▶ **REQUIRED TASK**
Please write out the material that follows, exactly as it stands.
■ ■ ■
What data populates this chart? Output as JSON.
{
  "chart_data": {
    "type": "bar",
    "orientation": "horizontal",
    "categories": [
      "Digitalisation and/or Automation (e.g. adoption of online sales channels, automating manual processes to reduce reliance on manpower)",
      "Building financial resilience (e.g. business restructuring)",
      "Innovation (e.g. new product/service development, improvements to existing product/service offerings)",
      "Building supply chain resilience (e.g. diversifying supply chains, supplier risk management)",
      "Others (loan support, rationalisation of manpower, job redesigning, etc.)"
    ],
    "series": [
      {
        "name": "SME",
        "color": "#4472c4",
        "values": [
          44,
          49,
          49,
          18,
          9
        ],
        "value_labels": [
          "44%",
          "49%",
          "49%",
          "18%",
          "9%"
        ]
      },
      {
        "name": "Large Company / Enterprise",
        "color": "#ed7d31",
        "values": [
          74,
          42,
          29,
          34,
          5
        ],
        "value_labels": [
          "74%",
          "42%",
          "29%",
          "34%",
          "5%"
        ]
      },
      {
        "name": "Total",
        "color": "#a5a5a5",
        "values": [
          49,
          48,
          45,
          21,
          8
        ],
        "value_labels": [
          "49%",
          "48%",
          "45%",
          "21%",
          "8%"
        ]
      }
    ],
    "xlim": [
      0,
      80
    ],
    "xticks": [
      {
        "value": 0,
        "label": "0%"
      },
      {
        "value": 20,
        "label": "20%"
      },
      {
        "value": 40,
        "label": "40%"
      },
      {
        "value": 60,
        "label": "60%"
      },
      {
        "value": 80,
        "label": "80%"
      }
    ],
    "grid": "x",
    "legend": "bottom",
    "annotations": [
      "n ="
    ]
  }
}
■ ■ ■
▶ **RESULT**
What data populates this chart? Output as JSON.
{
  "chart_data": {
    "type": "bar",
    "orientation": "horizontal",
    "categories": [
      "Digitalisation and/or Automation (e.g. adoption of online sales channels, automating manual processes to reduce reliance on manpower)",
      "Building financial resilience (e.g. business restructuring)",
      "Innovation (e.g. new product/service development, improvements to existing product/service offerings)",
      "Building supply chain resilience (e.g. diversifying supply chains, supplier risk management)",
      "Others (loan support, rationalisation of manpower, job redesigning, etc.)"
    ],
    "series": [
      {
        "name": "SME",
        "color": "#4472c4",
        "values": [
          44,
          49,
          49,
          18,
          9
        ],
        "value_labels": [
          "44%",
          "49%",
          "49%",
          "18%",
          "9%"
        ]
      },
      {
        "name": "Large Company / Enterprise",
        "color": "#ed7d31",
        "values": [
          74,
          42,
          29,
          34,
          5
        ],
        "value_labels": [
          "74%",
          "42%",
          "29%",
          "34%",
          "5%"
        ]
      },
      {
        "name": "Total",
        "color": "#a5a5a5",
        "values": [
          49,
          48,
          45,
          21,
          8
        ],
        "value_labels": [
          "49%",
          "48%",
          "45%",
          "21%",
          "8%"
        ]
      }
    ],
    "xlim": [
      0,
      80
    ],
    "xticks": [
      {
        "value": 0,
        "label": "0%"
      },
      {
        "value": 20,
        "label": "20%"
      },
      {
        "value": 40,
        "label": "40%"
      },
      {
        "value": 60,
        "label": "60%"
      },
      {
        "value": 80,
        "label": "80%"
      }
    ],
    "grid": "x",
    "legend": "bottom",
    "annotations": [
      "n ="
    ]
  }
}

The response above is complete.